-- Begin ENTRIES SUPPLIED --
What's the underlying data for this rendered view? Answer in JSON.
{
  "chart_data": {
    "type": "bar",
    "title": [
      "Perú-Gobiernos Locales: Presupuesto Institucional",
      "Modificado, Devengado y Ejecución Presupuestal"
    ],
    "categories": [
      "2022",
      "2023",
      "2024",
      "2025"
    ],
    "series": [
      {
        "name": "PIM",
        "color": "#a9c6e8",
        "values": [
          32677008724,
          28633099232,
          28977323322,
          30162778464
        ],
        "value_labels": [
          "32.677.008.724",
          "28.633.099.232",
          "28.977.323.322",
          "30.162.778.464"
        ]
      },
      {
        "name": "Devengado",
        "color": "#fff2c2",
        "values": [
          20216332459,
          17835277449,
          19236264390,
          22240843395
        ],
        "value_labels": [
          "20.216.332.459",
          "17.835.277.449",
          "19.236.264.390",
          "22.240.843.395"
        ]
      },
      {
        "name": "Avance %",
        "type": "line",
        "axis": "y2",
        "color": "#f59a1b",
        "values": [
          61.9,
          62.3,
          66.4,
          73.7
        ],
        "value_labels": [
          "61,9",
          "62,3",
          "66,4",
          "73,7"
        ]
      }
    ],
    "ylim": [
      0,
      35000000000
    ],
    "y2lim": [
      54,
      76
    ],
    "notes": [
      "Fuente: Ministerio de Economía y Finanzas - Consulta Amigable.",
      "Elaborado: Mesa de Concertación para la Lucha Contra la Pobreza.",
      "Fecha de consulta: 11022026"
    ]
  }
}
-- End ENTRIES SUPPLIED --
Extract the listing in its entirety and repeat it exactly.

▶ **PROBLEM SOLUTION**:
What's the underlying data for this rendered view? Answer in JSON.
{
  "chart_data": {
    "type": "bar",
    "title": [
      "Perú-Gobiernos Locales: Presupuesto Institucional",
      "Modificado, Devengado y Ejecución Presupuestal"
    ],
    "categories": [
      "2022",
      "2023",
      "2024",
      "2025"
    ],
    "series": [
      {
        "name": "PIM",
        "color": "#a9c6e8",
        "values": [
          32677008724,
          28633099232,
          28977323322,
          30162778464
        ],
        "value_labels": [
          "32.677.008.724",
          "28.633.099.232",
          "28.977.323.322",
          "30.162.778.464"
        ]
      },
      {
        "name": "Devengado",
        "color": "#fff2c2",
        "values": [
          20216332459,
          17835277449,
          19236264390,
          22240843395
        ],
        "value_labels": [
          "20.216.332.459",
          "17.835.277.449",
          "19.236.264.390",
          "22.240.843.395"
        ]
      },
      {
        "name": "Avance %",
        "type": "line",
        "axis": "y2",
        "color": "#f59a1b",
        "values": [
          61.9,
          62.3,
          66.4,
          73.7
        ],
        "value_labels": [
          "61,9",
          "62,3",
          "66,4",
          "73,7"
        ]
      }
    ],
    "ylim": [
      0,
      35000000000
    ],
    "y2lim": [
      54,
      76
    ],
    "notes": [
      "Fuente: Ministerio de Economía y Finanzas - Consulta Amigable.",
      "Elaborado: Mesa de Concertación para la Lucha Contra la Pobreza.",
      "Fecha de consulta: 11022026"
    ]
  }
}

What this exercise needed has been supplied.